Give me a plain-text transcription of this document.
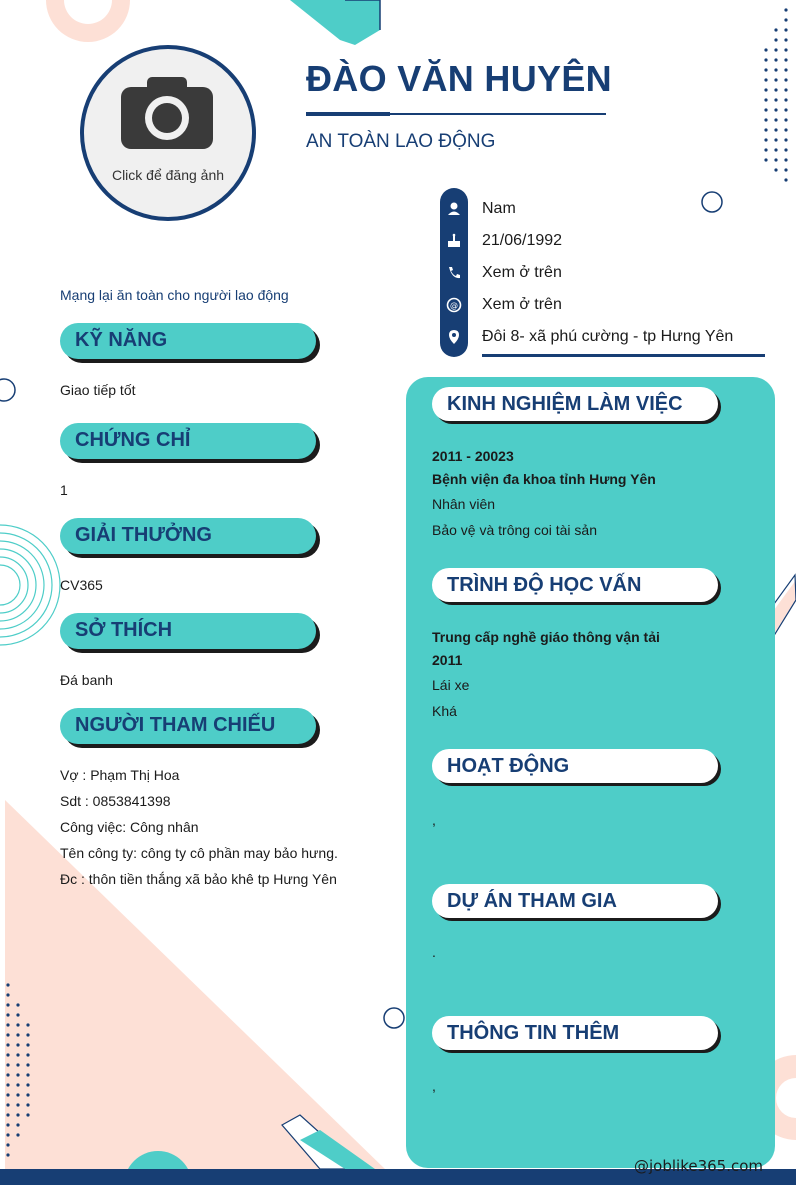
Click để đăng ảnh
ĐÀO VĂN HUYÊN
AN TOÀN LAO ĐỘNG
@
Nam
21/06/1992
Xem ở trên
Xem ở trên
Đôi 8- xã phú cường - tp Hưng Yên
Mạng lại ăn toàn cho người lao động
KỸ NĂNG
Giao tiếp tốt
CHỨNG CHỈ
1
GIẢI THƯỞNG
CV365
SỞ THÍCH
Đá banh
NGƯỜI THAM CHIẾU
Vợ : Phạm Thị Hoa
Sdt : 0853841398
Công việc: Công nhân
Tên công ty: công ty cô phần may bảo hưng.
Đc : thôn tiền thắng xã bảo khê tp Hưng Yên
KINH NGHIỆM LÀM VIỆC
2011 - 20023
Bệnh viện đa khoa tỉnh Hưng Yên
Nhân viên
Bảo vệ và trông coi tài sản
TRÌNH ĐỘ HỌC VẤN
Trung cấp nghề giáo thông vận tải
2011
Lái xe
Khá
HOẠT ĐỘNG
,
DỰ ÁN THAM GIA
.
THÔNG TIN THÊM
,
@joblike365.com
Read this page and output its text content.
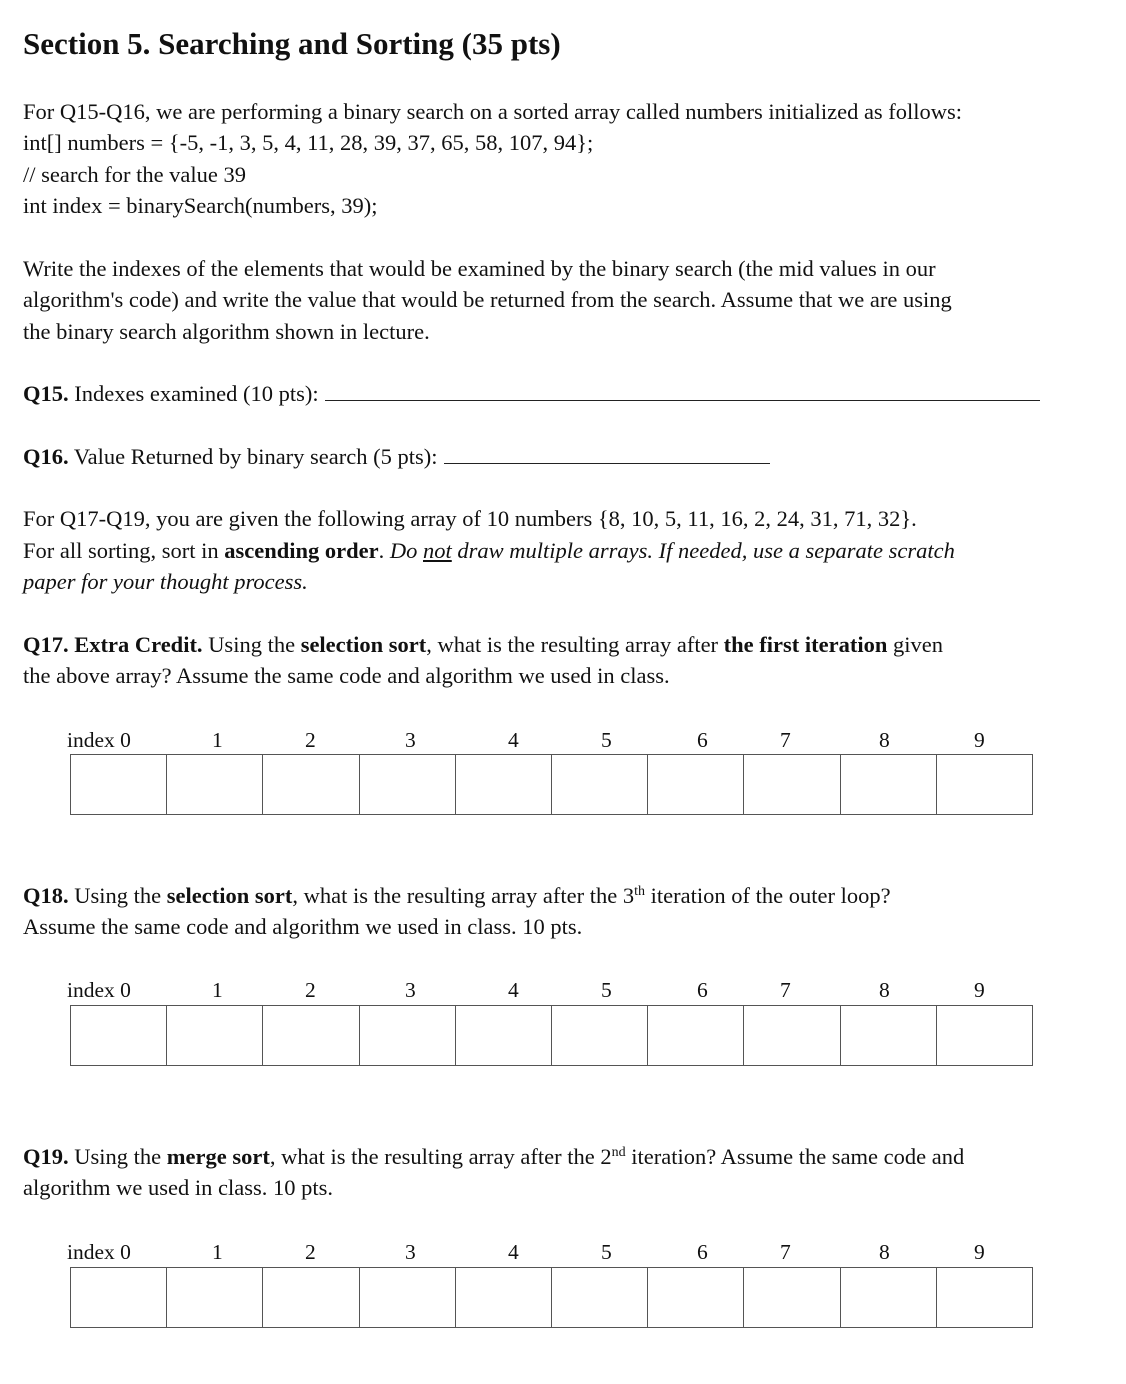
Section 5. Searching and Sorting (35 pts)
For Q15-Q16, we are performing a binary search on a sorted array called numbers initialized as follows:
int[] numbers = {-5, -1, 3, 5, 4, 11, 28, 39, 37, 65, 58, 107, 94};
// search for the value 39
int index = binarySearch(numbers, 39);
Write the indexes of the elements that would be examined by the binary search (the mid values in our
algorithm's code) and write the value that would be returned from the search. Assume that we are using
the binary search algorithm shown in lecture.
Q15. Indexes examined (10 pts):
Q16. Value Returned by binary search (5 pts):
For Q17-Q19, you are given the following array of 10 numbers {8, 10, 5, 11, 16, 2, 24, 31, 71, 32}.
For all sorting, sort in ascending order. Do not draw multiple arrays. If needed, use a separate scratch
paper for your thought process.
Q17. Extra Credit. Using the selection sort, what is the resulting array after the first iteration given
the above array? Assume the same code and algorithm we used in class.
index 0	1	2	3	4	5	6	7	8	9
Q18. Using the selection sort, what is the resulting array after the 3th iteration of the outer loop?
Assume the same code and algorithm we used in class. 10 pts.
index 0	1	2	3	4	5	6	7	8	9
Q19. Using the merge sort, what is the resulting array after the 2nd iteration? Assume the same code and
algorithm we used in class. 10 pts.
index 0	1	2	3	4	5	6	7	8	9
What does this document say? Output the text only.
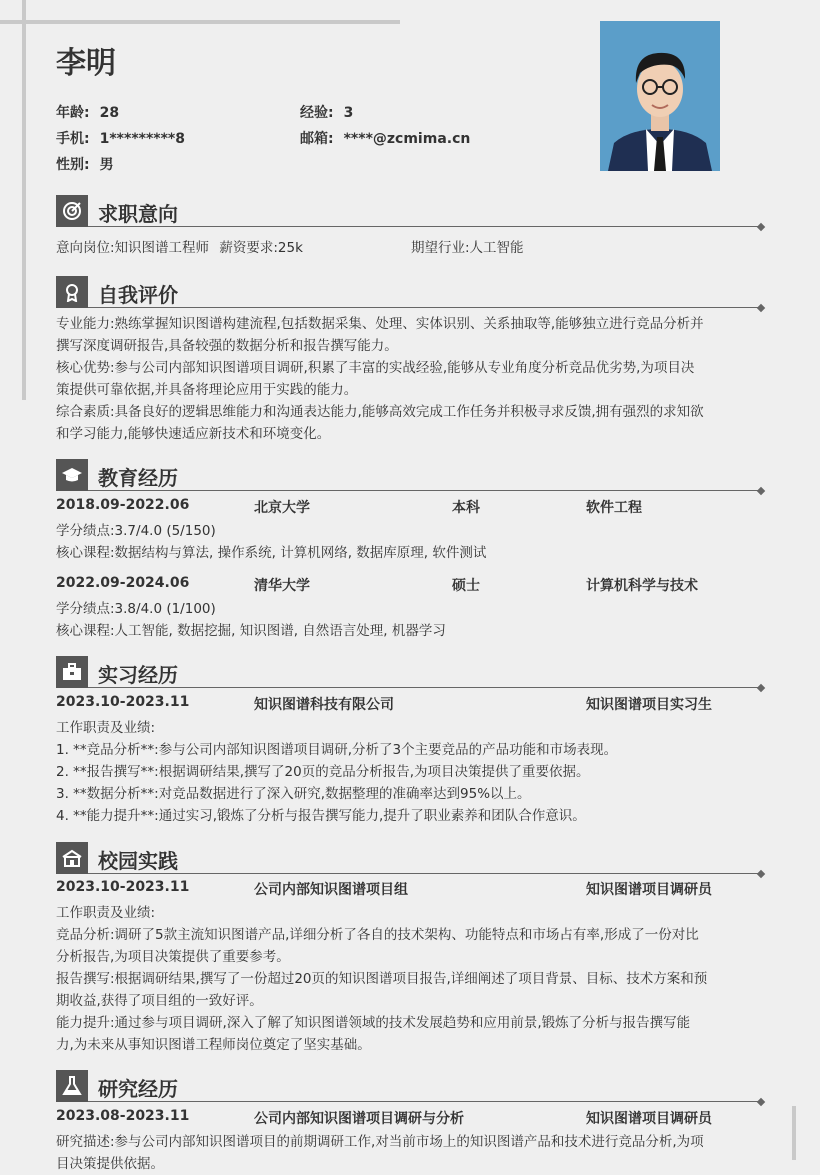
李明
年龄: 28	经验: 3
手机: 1*********8	邮箱: ****@zcmima.cn
性别: 男
求职意向
意向岗位:知识图谱工程师 薪资要求:25k	期望行业:人工智能
自我评价

专业能力:熟练掌握知识图谱构建流程,包括数据采集、处理、实体识别、关系抽取等,能够独立进行竞品分析并

撰写深度调研报告,具备较强的数据分析和报告撰写能力。

核心优势:参与公司内部知识图谱项目调研,积累了丰富的实战经验,能够从专业角度分析竞品优劣势,为项目决

策提供可靠依据,并具备将理论应用于实践的能力。

综合素质:具备良好的逻辑思维能力和沟通表达能力,能够高效完成工作任务并积极寻求反馈,拥有强烈的求知欲

和学习能力,能够快速适应新技术和环境变化。

教育经历
2018.09-2022.06	北京大学	本科	软件工程

学分绩点:3.7/4.0 (5/150)

核心课程:数据结构与算法, 操作系统, 计算机网络, 数据库原理, 软件测试

2022.09-2024.06	清华大学	硕士	计算机科学与技术

学分绩点:3.8/4.0 (1/100)

核心课程:人工智能, 数据挖掘, 知识图谱, 自然语言处理, 机器学习

实习经历
2023.10-2023.11	知识图谱科技有限公司	知识图谱项目实习生

工作职责及业绩:

1. **竞品分析**:参与公司内部知识图谱项目调研,分析了3个主要竞品的产品功能和市场表现。

2. **报告撰写**:根据调研结果,撰写了20页的竞品分析报告,为项目决策提供了重要依据。

3. **数据分析**:对竞品数据进行了深入研究,数据整理的准确率达到95%以上。

4. **能力提升**:通过实习,锻炼了分析与报告撰写能力,提升了职业素养和团队合作意识。

校园实践
2023.10-2023.11	公司内部知识图谱项目组	知识图谱项目调研员

工作职责及业绩:

竞品分析:调研了5款主流知识图谱产品,详细分析了各自的技术架构、功能特点和市场占有率,形成了一份对比

分析报告,为项目决策提供了重要参考。

报告撰写:根据调研结果,撰写了一份超过20页的知识图谱项目报告,详细阐述了项目背景、目标、技术方案和预

期收益,获得了项目组的一致好评。

能力提升:通过参与项目调研,深入了解了知识图谱领域的技术发展趋势和应用前景,锻炼了分析与报告撰写能

力,为未来从事知识图谱工程师岗位奠定了坚实基础。

研究经历
2023.08-2023.11	公司内部知识图谱项目调研与分析	知识图谱项目调研员

研究描述:参与公司内部知识图谱项目的前期调研工作,对当前市场上的知识图谱产品和技术进行竞品分析,为项

目决策提供依据。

════════════════════

== SHORT PROBLEM ==
Reproduce the whole listing exactly, but not the images in it.

== FINAL RESULT ==
Give me a plain-text transcription of this document.
Click để đăng ảnh
ĐÀO VĂN HUYÊN
AN TOÀN LAO ĐỘNG
@
Nam
21/06/1992
Xem ở trên
Xem ở trên
Đôi 8- xã phú cường - tp Hưng Yên
Mạng lại ăn toàn cho người lao động
KỸ NĂNG
Giao tiếp tốt
CHỨNG CHỈ
1
GIẢI THƯỞNG
CV365
SỞ THÍCH
Đá banh
NGƯỜI THAM CHIẾU
Vợ : Phạm Thị Hoa
Sdt : 0853841398
Công việc: Công nhân
Tên công ty: công ty cô phần may bảo hưng.
Đc : thôn tiền thắng xã bảo khê tp Hưng Yên
KINH NGHIỆM LÀM VIỆC
2011 - 20023
Bệnh viện đa khoa tỉnh Hưng Yên
Nhân viên
Bảo vệ và trông coi tài sản
TRÌNH ĐỘ HỌC VẤN
Trung cấp nghề giáo thông vận tải
2011
Lái xe
Khá
HOẠT ĐỘNG
,
DỰ ÁN THAM GIA
.
THÔNG TIN THÊM
,
@joblike365.com
Read this page and output its text content.
Section 5. Searching and Sorting (35 pts)
For Q15-Q16, we are performing a binary search on a sorted array called numbers initialized as follows:
int[] numbers = {-5, -1, 3, 5, 4, 11, 28, 39, 37, 65, 58, 107, 94};
// search for the value 39
int index = binarySearch(numbers, 39);
Write the indexes of the elements that would be examined by the binary search (the mid values in our
algorithm's code) and write the value that would be returned from the search. Assume that we are using
the binary search algorithm shown in lecture.
Q15. Indexes examined (10 pts):
Q16. Value Returned by binary search (5 pts):
For Q17-Q19, you are given the following array of 10 numbers {8, 10, 5, 11, 16, 2, 24, 31, 71, 32}.
For all sorting, sort in ascending order. Do not draw multiple arrays. If needed, use a separate scratch
paper for your thought process.
Q17. Extra Credit. Using the selection sort, what is the resulting array after the first iteration given
the above array? Assume the same code and algorithm we used in class.
index 0	1	2	3	4	5	6	7	8	9
Q18. Using the selection sort, what is the resulting array after the 3th iteration of the outer loop?
Assume the same code and algorithm we used in class. 10 pts.
index 0	1	2	3	4	5	6	7	8	9
Q19. Using the merge sort, what is the resulting array after the 2nd iteration? Assume the same code and
algorithm we used in class. 10 pts.
index 0	1	2	3	4	5	6	7	8	9
What does this document say? Output the text only.
李明
年龄: 28	经验: 3
手机: 1*********8	邮箱: ****@zcmima.cn
性别: 男
求职意向
意向岗位:知识图谱工程师 薪资要求:25k	期望行业:人工智能
自我评价

专业能力:熟练掌握知识图谱构建流程,包括数据采集、处理、实体识别、关系抽取等,能够独立进行竞品分析并

撰写深度调研报告,具备较强的数据分析和报告撰写能力。

核心优势:参与公司内部知识图谱项目调研,积累了丰富的实战经验,能够从专业角度分析竞品优劣势,为项目决

策提供可靠依据,并具备将理论应用于实践的能力。

综合素质:具备良好的逻辑思维能力和沟通表达能力,能够高效完成工作任务并积极寻求反馈,拥有强烈的求知欲

和学习能力,能够快速适应新技术和环境变化。

教育经历
2018.09-2022.06	北京大学	本科	软件工程

学分绩点:3.7/4.0 (5/150)

核心课程:数据结构与算法, 操作系统, 计算机网络, 数据库原理, 软件测试

2022.09-2024.06	清华大学	硕士	计算机科学与技术

学分绩点:3.8/4.0 (1/100)

核心课程:人工智能, 数据挖掘, 知识图谱, 自然语言处理, 机器学习

实习经历
2023.10-2023.11	知识图谱科技有限公司	知识图谱项目实习生

工作职责及业绩:

1. **竞品分析**:参与公司内部知识图谱项目调研,分析了3个主要竞品的产品功能和市场表现。

2. **报告撰写**:根据调研结果,撰写了20页的竞品分析报告,为项目决策提供了重要依据。

3. **数据分析**:对竞品数据进行了深入研究,数据整理的准确率达到95%以上。

4. **能力提升**:通过实习,锻炼了分析与报告撰写能力,提升了职业素养和团队合作意识。

校园实践
2023.10-2023.11	公司内部知识图谱项目组	知识图谱项目调研员

工作职责及业绩:

竞品分析:调研了5款主流知识图谱产品,详细分析了各自的技术架构、功能特点和市场占有率,形成了一份对比

分析报告,为项目决策提供了重要参考。

报告撰写:根据调研结果,撰写了一份超过20页的知识图谱项目报告,详细阐述了项目背景、目标、技术方案和预

期收益,获得了项目组的一致好评。

能力提升:通过参与项目调研,深入了解了知识图谱领域的技术发展趋势和应用前景,锻炼了分析与报告撰写能

力,为未来从事知识图谱工程师岗位奠定了坚实基础。

研究经历
2023.08-2023.11	公司内部知识图谱项目调研与分析	知识图谱项目调研员

研究描述:参与公司内部知识图谱项目的前期调研工作,对当前市场上的知识图谱产品和技术进行竞品分析,为项

目决策提供依据。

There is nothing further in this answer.